**THE PROBLEM**
Reproduce the records below in full and exactly, without their images.

## BEGIN MATERIAL FOR THIS EXERCISE

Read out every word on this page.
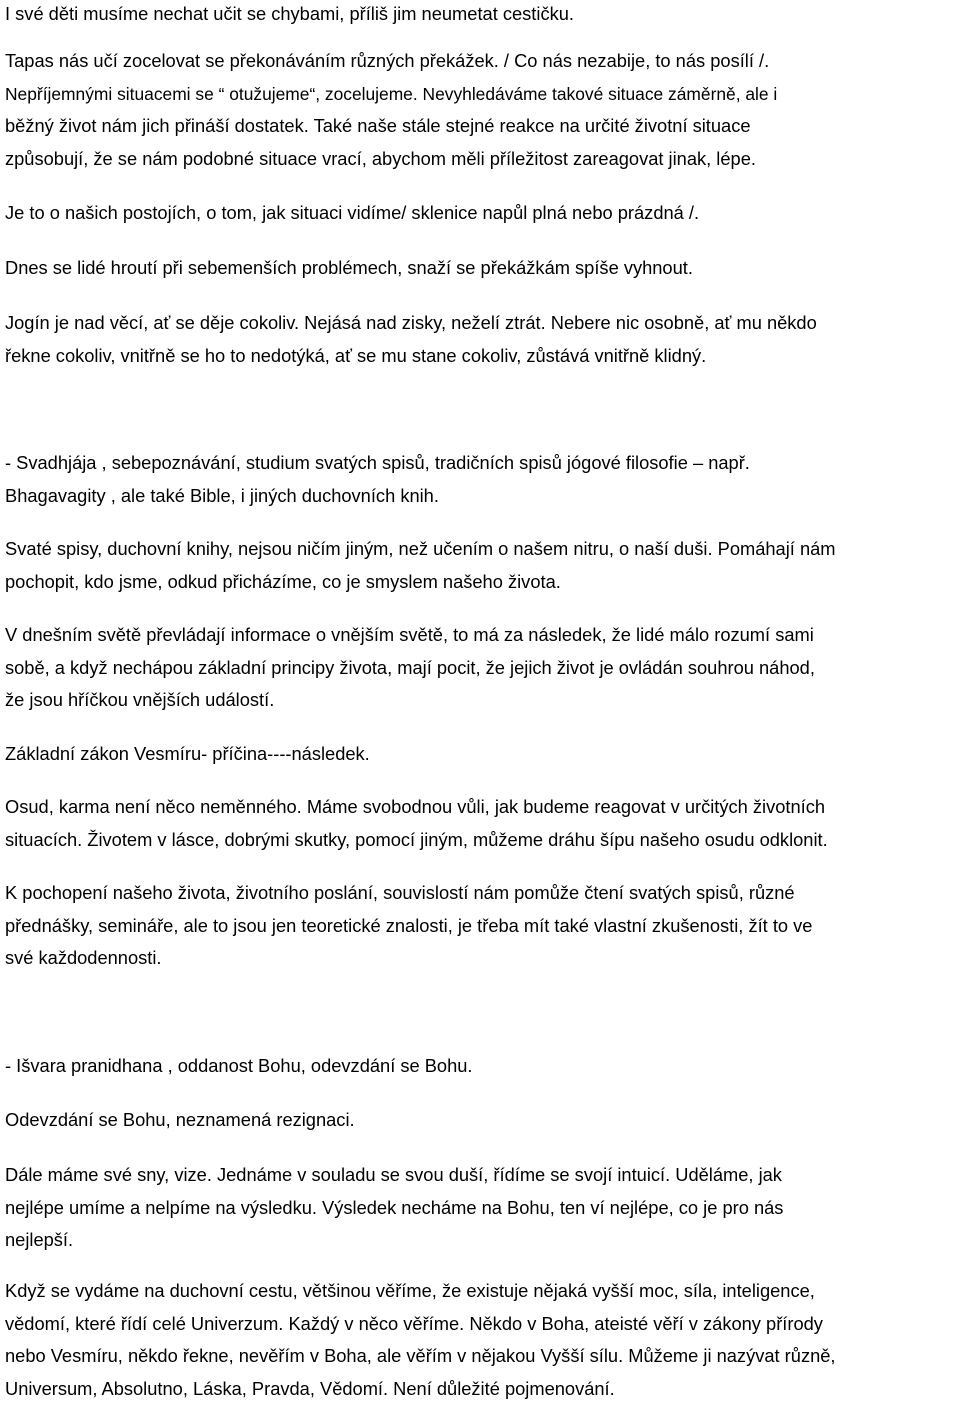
I své děti musíme nechat učit se chybami, příliš jim neumetat cestičku.

Tapas nás učí zocelovat se překonáváním různých překážek. / Co nás nezabije, to nás posílí /.
Nepříjemnými situacemi se “ otužujeme“, zocelujeme. Nevyhledáváme takové situace záměrně, ale i
běžný život nám jich přináší dostatek. Také naše stále stejné reakce na určité životní situace
způsobují, že se nám podobné situace vrací, abychom měli příležitost zareagovat jinak, lépe.

Je to o našich postojích, o tom, jak situaci vidíme/ sklenice napůl plná nebo prázdná /.

Dnes se lidé hroutí při sebemenších problémech, snaží se překážkám spíše vyhnout.

Jogín je nad věcí, ať se děje cokoliv. Nejásá nad zisky, neželí ztrát. Nebere nic osobně, ať mu někdo
řekne cokoliv, vnitřně se ho to nedotýká, ať se mu stane cokoliv, zůstává vnitřně klidný.

- Svadhjája , sebepoznávání, studium svatých spisů, tradičních spisů jógové filosofie – např.
Bhagavagity , ale také Bible, i jiných duchovních knih.

Svaté spisy, duchovní knihy, nejsou ničím jiným, než učením o našem nitru, o naší duši. Pomáhají nám
pochopit, kdo jsme, odkud přicházíme, co je smyslem našeho života.

V dnešním světě převládají informace o vnějším světě, to má za následek, že lidé málo rozumí sami
sobě, a když nechápou základní principy života, mají pocit, že jejich život je ovládán souhrou náhod,
že jsou hříčkou vnějších událostí.

Základní zákon Vesmíru- příčina----následek.

Osud, karma není něco neměnného. Máme svobodnou vůli, jak budeme reagovat v určitých životních
situacích. Životem v lásce, dobrými skutky, pomocí jiným, můžeme dráhu šípu našeho osudu odklonit.

K pochopení našeho života, životního poslání, souvislostí nám pomůže čtení svatých spisů, různé
přednášky, semináře, ale to jsou jen teoretické znalosti, je třeba mít také vlastní zkušenosti, žít to ve
své každodennosti.

- Išvara pranidhana , oddanost Bohu, odevzdání se Bohu.

Odevzdání se Bohu, neznamená rezignaci.

Dále máme své sny, vize. Jednáme v souladu se svou duší, řídíme se svojí intuicí. Uděláme, jak
nejlépe umíme a nelpíme na výsledku. Výsledek necháme na Bohu, ten ví nejlépe, co je pro nás
nejlepší.

Když se vydáme na duchovní cestu, většinou věříme, že existuje nějaká vyšší moc, síla, inteligence,
vědomí, které řídí celé Univerzum. Každý v něco věříme. Někdo v Boha, ateisté věří v zákony přírody
nebo Vesmíru, někdo řekne, nevěřím v Boha, ale věřím v nějakou Vyšší sílu. Můžeme ji nazývat různě,
Universum, Absolutno, Láska, Pravda, Vědomí. Není důležité pojmenování.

## END MATERIAL FOR THIS EXERCISE

**EXERCISE RESPONSE**
Read out every word on this page.
I své děti musíme nechat učit se chybami, příliš jim neumetat cestičku.

Tapas nás učí zocelovat se překonáváním různých překážek. / Co nás nezabije, to nás posílí /.
Nepříjemnými situacemi se “ otužujeme“, zocelujeme. Nevyhledáváme takové situace záměrně, ale i
běžný život nám jich přináší dostatek. Také naše stále stejné reakce na určité životní situace
způsobují, že se nám podobné situace vrací, abychom měli příležitost zareagovat jinak, lépe.

Je to o našich postojích, o tom, jak situaci vidíme/ sklenice napůl plná nebo prázdná /.

Dnes se lidé hroutí při sebemenších problémech, snaží se překážkám spíše vyhnout.

Jogín je nad věcí, ať se děje cokoliv. Nejásá nad zisky, neželí ztrát. Nebere nic osobně, ať mu někdo
řekne cokoliv, vnitřně se ho to nedotýká, ať se mu stane cokoliv, zůstává vnitřně klidný.

- Svadhjája , sebepoznávání, studium svatých spisů, tradičních spisů jógové filosofie – např.
Bhagavagity , ale také Bible, i jiných duchovních knih.

Svaté spisy, duchovní knihy, nejsou ničím jiným, než učením o našem nitru, o naší duši. Pomáhají nám
pochopit, kdo jsme, odkud přicházíme, co je smyslem našeho života.

V dnešním světě převládají informace o vnějším světě, to má za následek, že lidé málo rozumí sami
sobě, a když nechápou základní principy života, mají pocit, že jejich život je ovládán souhrou náhod,
že jsou hříčkou vnějších událostí.

Základní zákon Vesmíru- příčina----následek.

Osud, karma není něco neměnného. Máme svobodnou vůli, jak budeme reagovat v určitých životních
situacích. Životem v lásce, dobrými skutky, pomocí jiným, můžeme dráhu šípu našeho osudu odklonit.

K pochopení našeho života, životního poslání, souvislostí nám pomůže čtení svatých spisů, různé
přednášky, semináře, ale to jsou jen teoretické znalosti, je třeba mít také vlastní zkušenosti, žít to ve
své každodennosti.

- Išvara pranidhana , oddanost Bohu, odevzdání se Bohu.

Odevzdání se Bohu, neznamená rezignaci.

Dále máme své sny, vize. Jednáme v souladu se svou duší, řídíme se svojí intuicí. Uděláme, jak
nejlépe umíme a nelpíme na výsledku. Výsledek necháme na Bohu, ten ví nejlépe, co je pro nás
nejlepší.

Když se vydáme na duchovní cestu, většinou věříme, že existuje nějaká vyšší moc, síla, inteligence,
vědomí, které řídí celé Univerzum. Každý v něco věříme. Někdo v Boha, ateisté věří v zákony přírody
nebo Vesmíru, někdo řekne, nevěřím v Boha, ale věřím v nějakou Vyšší sílu. Můžeme ji nazývat různě,
Universum, Absolutno, Láska, Pravda, Vědomí. Není důležité pojmenování.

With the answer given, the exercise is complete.